------ Input ------
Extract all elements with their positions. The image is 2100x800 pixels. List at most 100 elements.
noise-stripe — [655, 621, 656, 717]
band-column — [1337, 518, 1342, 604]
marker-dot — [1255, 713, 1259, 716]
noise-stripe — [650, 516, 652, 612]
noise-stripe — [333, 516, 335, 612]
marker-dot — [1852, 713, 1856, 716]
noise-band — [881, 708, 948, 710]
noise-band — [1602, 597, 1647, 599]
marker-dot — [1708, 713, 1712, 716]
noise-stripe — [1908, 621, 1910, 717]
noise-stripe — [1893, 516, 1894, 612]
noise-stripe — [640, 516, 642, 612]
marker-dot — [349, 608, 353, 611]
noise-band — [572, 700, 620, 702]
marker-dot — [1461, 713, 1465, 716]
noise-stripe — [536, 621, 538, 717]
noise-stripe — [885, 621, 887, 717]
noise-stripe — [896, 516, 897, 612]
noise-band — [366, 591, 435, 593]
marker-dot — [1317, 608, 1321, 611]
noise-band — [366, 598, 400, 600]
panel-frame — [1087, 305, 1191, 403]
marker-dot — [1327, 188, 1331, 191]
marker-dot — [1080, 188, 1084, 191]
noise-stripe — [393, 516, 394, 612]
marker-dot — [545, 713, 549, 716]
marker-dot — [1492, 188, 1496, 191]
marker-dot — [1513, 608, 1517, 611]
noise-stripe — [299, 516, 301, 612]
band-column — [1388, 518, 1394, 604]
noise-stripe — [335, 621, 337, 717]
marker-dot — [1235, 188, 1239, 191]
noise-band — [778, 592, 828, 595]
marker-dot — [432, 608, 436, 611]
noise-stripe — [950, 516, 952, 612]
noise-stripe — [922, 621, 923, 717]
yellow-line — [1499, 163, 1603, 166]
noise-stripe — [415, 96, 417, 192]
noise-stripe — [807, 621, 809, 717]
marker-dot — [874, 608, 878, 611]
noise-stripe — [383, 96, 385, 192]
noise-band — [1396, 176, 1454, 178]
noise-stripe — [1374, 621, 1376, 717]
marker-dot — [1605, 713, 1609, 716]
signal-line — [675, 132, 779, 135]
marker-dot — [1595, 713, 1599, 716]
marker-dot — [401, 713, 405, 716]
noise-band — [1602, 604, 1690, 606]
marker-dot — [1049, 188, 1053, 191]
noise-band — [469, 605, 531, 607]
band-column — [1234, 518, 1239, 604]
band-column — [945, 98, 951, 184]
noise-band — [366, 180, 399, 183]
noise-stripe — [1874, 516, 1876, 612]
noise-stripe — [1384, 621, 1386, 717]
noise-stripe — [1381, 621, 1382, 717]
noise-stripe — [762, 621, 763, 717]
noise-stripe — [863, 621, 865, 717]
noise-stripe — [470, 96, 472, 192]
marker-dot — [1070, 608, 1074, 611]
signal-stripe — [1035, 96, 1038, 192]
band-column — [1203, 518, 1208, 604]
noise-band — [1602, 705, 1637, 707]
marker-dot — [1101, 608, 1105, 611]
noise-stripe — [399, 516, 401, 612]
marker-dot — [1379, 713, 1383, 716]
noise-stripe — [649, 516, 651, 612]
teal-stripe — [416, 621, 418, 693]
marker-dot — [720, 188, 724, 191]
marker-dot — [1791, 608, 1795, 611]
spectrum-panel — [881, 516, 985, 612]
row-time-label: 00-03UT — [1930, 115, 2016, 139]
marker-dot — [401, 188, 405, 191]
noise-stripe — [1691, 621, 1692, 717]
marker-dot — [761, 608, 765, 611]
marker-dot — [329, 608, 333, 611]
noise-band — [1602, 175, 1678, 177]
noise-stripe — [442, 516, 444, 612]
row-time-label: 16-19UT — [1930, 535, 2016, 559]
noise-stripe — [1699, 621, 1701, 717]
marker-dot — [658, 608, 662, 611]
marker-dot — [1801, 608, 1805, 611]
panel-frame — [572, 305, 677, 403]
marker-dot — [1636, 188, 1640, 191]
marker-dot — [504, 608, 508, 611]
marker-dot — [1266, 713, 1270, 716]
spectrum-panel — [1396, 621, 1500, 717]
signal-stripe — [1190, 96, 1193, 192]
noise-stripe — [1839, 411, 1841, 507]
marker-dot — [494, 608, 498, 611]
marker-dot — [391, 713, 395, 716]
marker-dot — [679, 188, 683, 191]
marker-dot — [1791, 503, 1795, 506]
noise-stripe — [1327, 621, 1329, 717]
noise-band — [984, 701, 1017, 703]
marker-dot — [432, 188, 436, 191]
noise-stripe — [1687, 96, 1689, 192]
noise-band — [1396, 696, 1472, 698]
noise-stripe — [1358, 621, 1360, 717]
------
------ Input ------
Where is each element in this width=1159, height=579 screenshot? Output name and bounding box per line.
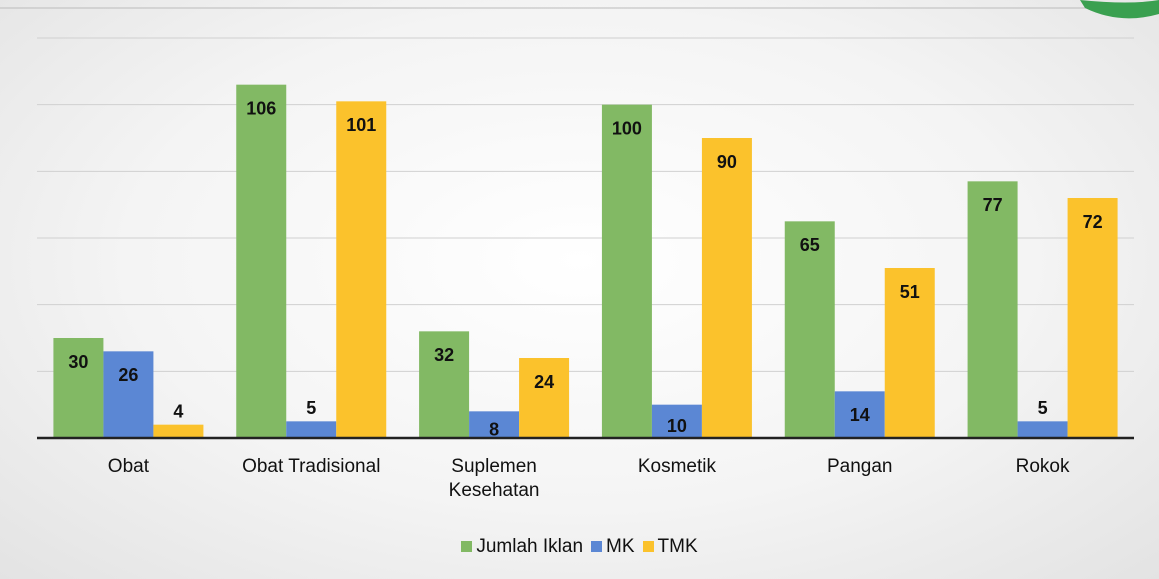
------
(Task details): Copy out again, word for word, the lines of the listing above, starting at the line with "Extract all elements" and ending at the line with "marker-dot — [1708, 713, 1712, 716]", including both of those lines.

(Task solution):
Extract all elements with their positions. The image is 2100x800 pixels. List at most 100 elements.
noise-stripe — [655, 621, 656, 717]
band-column — [1337, 518, 1342, 604]
marker-dot — [1255, 713, 1259, 716]
noise-stripe — [650, 516, 652, 612]
noise-stripe — [333, 516, 335, 612]
marker-dot — [1852, 713, 1856, 716]
noise-band — [881, 708, 948, 710]
noise-band — [1602, 597, 1647, 599]
marker-dot — [1708, 713, 1712, 716]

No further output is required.